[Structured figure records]

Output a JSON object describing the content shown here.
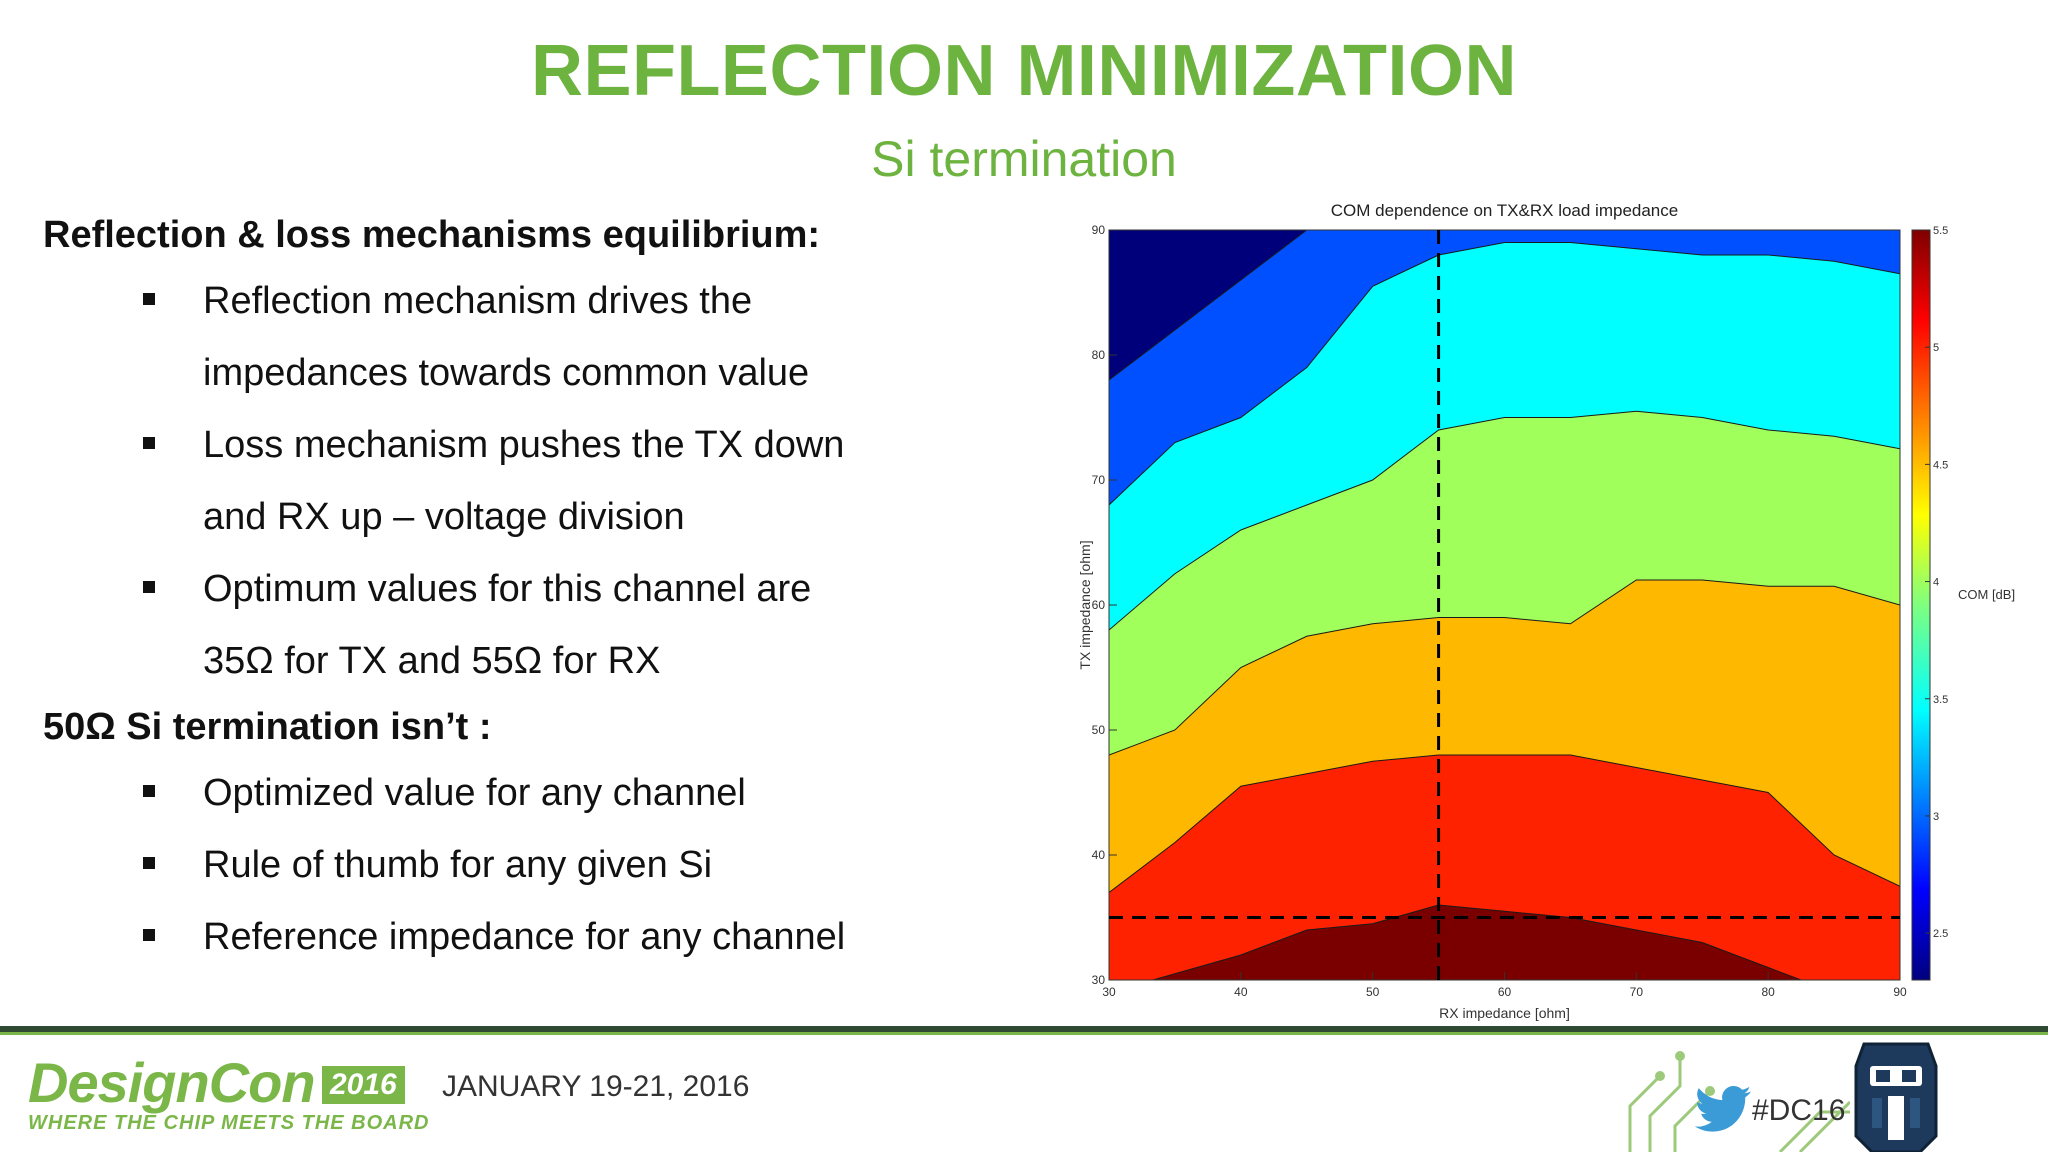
{
  "slide": {
    "title": "REFLECTION MINIMIZATION",
    "subtitle": "Si termination"
  },
  "content": {
    "section1": {
      "heading": "Reflection & loss mechanisms equilibrium:",
      "bullets": [
        "Reflection mechanism drives the",
        "impedances towards common value",
        "Loss mechanism pushes the TX down",
        "and RX up – voltage division",
        "Optimum values for this channel are",
        "35Ω for TX and 55Ω for RX"
      ]
    },
    "section2": {
      "heading": "50Ω Si termination isn’t :",
      "bullets": [
        "Optimized value for any channel",
        "Rule of thumb for any given Si",
        "Reference impedance for any channel"
      ]
    }
  },
  "chart_data": {
    "type": "heatmap",
    "title": "COM dependence on TX&RX load impedance",
    "xlabel": "RX impedance [ohm]",
    "ylabel": "TX impedance [ohm]",
    "colorbar_label": "COM [dB]",
    "xlim": [
      30,
      90
    ],
    "ylim": [
      30,
      90
    ],
    "x_ticks": [
      "30",
      "40",
      "50",
      "60",
      "70",
      "80",
      "90"
    ],
    "y_ticks": [
      "30",
      "40",
      "50",
      "60",
      "70",
      "80",
      "90"
    ],
    "colorbar_range": [
      2.3,
      5.5
    ],
    "colorbar_ticks": [
      "2.5",
      "3",
      "3.5",
      "4",
      "4.5",
      "5",
      "5.5"
    ],
    "optimum_marker": {
      "rx": 55,
      "tx": 35
    },
    "x_samples": [
      30,
      35,
      40,
      45,
      50,
      55,
      60,
      65,
      70,
      75,
      80,
      85,
      90
    ],
    "levels": [
      {
        "com": 2.6,
        "color": "#00007a",
        "boundary_tx": null
      },
      {
        "com": 3.0,
        "color": "#0050ff",
        "boundary_tx": [
          78,
          82,
          86,
          90,
          92,
          92,
          92,
          92,
          92,
          92,
          92,
          92,
          92
        ]
      },
      {
        "com": 3.5,
        "color": "#00ffff",
        "boundary_tx": [
          68,
          73,
          75,
          79,
          85.5,
          88,
          89,
          89,
          88.5,
          88,
          88,
          87.5,
          86.5
        ]
      },
      {
        "com": 4.0,
        "color": "#a0ff5a",
        "boundary_tx": [
          58,
          62.5,
          66,
          68,
          70,
          74,
          75,
          75,
          75.5,
          75,
          74,
          73.5,
          72.5
        ]
      },
      {
        "com": 4.5,
        "color": "#ffb800",
        "boundary_tx": [
          48,
          50,
          55,
          57.5,
          58.5,
          59,
          59,
          58.5,
          62,
          62,
          61.5,
          61.5,
          60
        ]
      },
      {
        "com": 5.0,
        "color": "#ff2200",
        "boundary_tx": [
          37,
          41,
          45.5,
          46.5,
          47.5,
          48,
          48,
          48,
          47,
          46,
          45,
          40,
          37.5
        ]
      },
      {
        "com": 5.3,
        "color": "#7a0000",
        "boundary_tx": [
          29,
          30.5,
          32,
          34,
          34.5,
          36,
          35.5,
          35,
          34,
          33,
          31,
          29,
          29
        ]
      }
    ]
  },
  "footer": {
    "brand": "DesignCon",
    "year": "2016",
    "tagline": "WHERE THE CHIP MEETS THE BOARD",
    "date": "JANUARY 19-21, 2016",
    "hashtag": "#DC16",
    "colors": {
      "primary": "#7ab648",
      "dark": "#2f4a33"
    },
    "icons": [
      "twitter-bird-icon",
      "robot-mascot-icon",
      "circuit-trace-graphic"
    ]
  }
}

▸ What to work on: Transcribe each line above verbatim, with the pictures left out.

▸ Result of this exercise:
Output a JSON object describing the content shown here.
{
  "slide": {
    "title": "REFLECTION MINIMIZATION",
    "subtitle": "Si termination"
  },
  "content": {
    "section1": {
      "heading": "Reflection & loss mechanisms equilibrium:",
      "bullets": [
        "Reflection mechanism drives the",
        "impedances towards common value",
        "Loss mechanism pushes the TX down",
        "and RX up – voltage division",
        "Optimum values for this channel are",
        "35Ω for TX and 55Ω for RX"
      ]
    },
    "section2": {
      "heading": "50Ω Si termination isn’t :",
      "bullets": [
        "Optimized value for any channel",
        "Rule of thumb for any given Si",
        "Reference impedance for any channel"
      ]
    }
  },
  "chart_data": {
    "type": "heatmap",
    "title": "COM dependence on TX&RX load impedance",
    "xlabel": "RX impedance [ohm]",
    "ylabel": "TX impedance [ohm]",
    "colorbar_label": "COM [dB]",
    "xlim": [
      30,
      90
    ],
    "ylim": [
      30,
      90
    ],
    "x_ticks": [
      "30",
      "40",
      "50",
      "60",
      "70",
      "80",
      "90"
    ],
    "y_ticks": [
      "30",
      "40",
      "50",
      "60",
      "70",
      "80",
      "90"
    ],
    "colorbar_range": [
      2.3,
      5.5
    ],
    "colorbar_ticks": [
      "2.5",
      "3",
      "3.5",
      "4",
      "4.5",
      "5",
      "5.5"
    ],
    "optimum_marker": {
      "rx": 55,
      "tx": 35
    },
    "x_samples": [
      30,
      35,
      40,
      45,
      50,
      55,
      60,
      65,
      70,
      75,
      80,
      85,
      90
    ],
    "levels": [
      {
        "com": 2.6,
        "color": "#00007a",
        "boundary_tx": null
      },
      {
        "com": 3.0,
        "color": "#0050ff",
        "boundary_tx": [
          78,
          82,
          86,
          90,
          92,
          92,
          92,
          92,
          92,
          92,
          92,
          92,
          92
        ]
      },
      {
        "com": 3.5,
        "color": "#00ffff",
        "boundary_tx": [
          68,
          73,
          75,
          79,
          85.5,
          88,
          89,
          89,
          88.5,
          88,
          88,
          87.5,
          86.5
        ]
      },
      {
        "com": 4.0,
        "color": "#a0ff5a",
        "boundary_tx": [
          58,
          62.5,
          66,
          68,
          70,
          74,
          75,
          75,
          75.5,
          75,
          74,
          73.5,
          72.5
        ]
      },
      {
        "com": 4.5,
        "color": "#ffb800",
        "boundary_tx": [
          48,
          50,
          55,
          57.5,
          58.5,
          59,
          59,
          58.5,
          62,
          62,
          61.5,
          61.5,
          60
        ]
      },
      {
        "com": 5.0,
        "color": "#ff2200",
        "boundary_tx": [
          37,
          41,
          45.5,
          46.5,
          47.5,
          48,
          48,
          48,
          47,
          46,
          45,
          40,
          37.5
        ]
      },
      {
        "com": 5.3,
        "color": "#7a0000",
        "boundary_tx": [
          29,
          30.5,
          32,
          34,
          34.5,
          36,
          35.5,
          35,
          34,
          33,
          31,
          29,
          29
        ]
      }
    ]
  },
  "footer": {
    "brand": "DesignCon",
    "year": "2016",
    "tagline": "WHERE THE CHIP MEETS THE BOARD",
    "date": "JANUARY 19-21, 2016",
    "hashtag": "#DC16",
    "colors": {
      "primary": "#7ab648",
      "dark": "#2f4a33"
    },
    "icons": [
      "twitter-bird-icon",
      "robot-mascot-icon",
      "circuit-trace-graphic"
    ]
  }
}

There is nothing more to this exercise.